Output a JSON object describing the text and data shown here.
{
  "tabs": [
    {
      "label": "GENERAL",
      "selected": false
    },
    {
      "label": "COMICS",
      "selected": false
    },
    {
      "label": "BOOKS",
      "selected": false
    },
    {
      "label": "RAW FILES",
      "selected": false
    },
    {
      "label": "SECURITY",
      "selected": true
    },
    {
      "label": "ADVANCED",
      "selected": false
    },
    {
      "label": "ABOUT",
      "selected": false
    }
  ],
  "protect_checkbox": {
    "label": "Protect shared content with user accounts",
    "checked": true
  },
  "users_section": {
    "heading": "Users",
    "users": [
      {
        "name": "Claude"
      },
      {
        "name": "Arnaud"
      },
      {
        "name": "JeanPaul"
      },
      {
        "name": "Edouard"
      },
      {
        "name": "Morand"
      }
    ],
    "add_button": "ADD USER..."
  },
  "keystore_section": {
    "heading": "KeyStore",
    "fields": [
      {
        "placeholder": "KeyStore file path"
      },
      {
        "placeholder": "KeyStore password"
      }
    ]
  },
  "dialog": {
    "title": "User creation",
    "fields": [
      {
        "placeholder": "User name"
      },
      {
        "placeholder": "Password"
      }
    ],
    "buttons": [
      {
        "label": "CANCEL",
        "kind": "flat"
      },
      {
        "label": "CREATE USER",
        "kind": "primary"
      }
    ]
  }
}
-=-=-
| What is expected |
From the first line to the last, please quote the material above exactly.

| Result for this exercise |
Output a JSON object describing the text and data shown here.
{
  "tabs": [
    {
      "label": "GENERAL",
      "selected": false
    },
    {
      "label": "COMICS",
      "selected": false
    },
    {
      "label": "BOOKS",
      "selected": false
    },
    {
      "label": "RAW FILES",
      "selected": false
    },
    {
      "label": "SECURITY",
      "selected": true
    },
    {
      "label": "ADVANCED",
      "selected": false
    },
    {
      "label": "ABOUT",
      "selected": false
    }
  ],
  "protect_checkbox": {
    "label": "Protect shared content with user accounts",
    "checked": true
  },
  "users_section": {
    "heading": "Users",
    "users": [
      {
        "name": "Claude"
      },
      {
        "name": "Arnaud"
      },
      {
        "name": "JeanPaul"
      },
      {
        "name": "Edouard"
      },
      {
        "name": "Morand"
      }
    ],
    "add_button": "ADD USER..."
  },
  "keystore_section": {
    "heading": "KeyStore",
    "fields": [
      {
        "placeholder": "KeyStore file path"
      },
      {
        "placeholder": "KeyStore password"
      }
    ]
  },
  "dialog": {
    "title": "User creation",
    "fields": [
      {
        "placeholder": "User name"
      },
      {
        "placeholder": "Password"
      }
    ],
    "buttons": [
      {
        "label": "CANCEL",
        "kind": "flat"
      },
      {
        "label": "CREATE USER",
        "kind": "primary"
      }
    ]
  }
}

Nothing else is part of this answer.